* **Exercise aim**: Give back the full material, exactly as it reads.

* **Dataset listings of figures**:
━━━━━━━━
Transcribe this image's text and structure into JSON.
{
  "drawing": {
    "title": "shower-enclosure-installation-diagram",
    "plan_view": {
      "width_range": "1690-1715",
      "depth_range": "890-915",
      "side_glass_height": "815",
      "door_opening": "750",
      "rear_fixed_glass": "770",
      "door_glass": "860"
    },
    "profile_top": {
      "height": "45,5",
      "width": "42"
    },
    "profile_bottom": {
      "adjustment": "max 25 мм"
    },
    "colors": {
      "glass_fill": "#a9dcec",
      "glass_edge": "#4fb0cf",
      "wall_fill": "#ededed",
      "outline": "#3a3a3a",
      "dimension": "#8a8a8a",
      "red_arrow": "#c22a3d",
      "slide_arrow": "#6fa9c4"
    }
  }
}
━━━━━━━━
* **Output for this task**:
Transcribe this image's text and structure into JSON.
{
  "drawing": {
    "title": "shower-enclosure-installation-diagram",
    "plan_view": {
      "width_range": "1690-1715",
      "depth_range": "890-915",
      "side_glass_height": "815",
      "door_opening": "750",
      "rear_fixed_glass": "770",
      "door_glass": "860"
    },
    "profile_top": {
      "height": "45,5",
      "width": "42"
    },
    "profile_bottom": {
      "adjustment": "max 25 мм"
    },
    "colors": {
      "glass_fill": "#a9dcec",
      "glass_edge": "#4fb0cf",
      "wall_fill": "#ededed",
      "outline": "#3a3a3a",
      "dimension": "#8a8a8a",
      "red_arrow": "#c22a3d",
      "slide_arrow": "#6fa9c4"
    }
  }
}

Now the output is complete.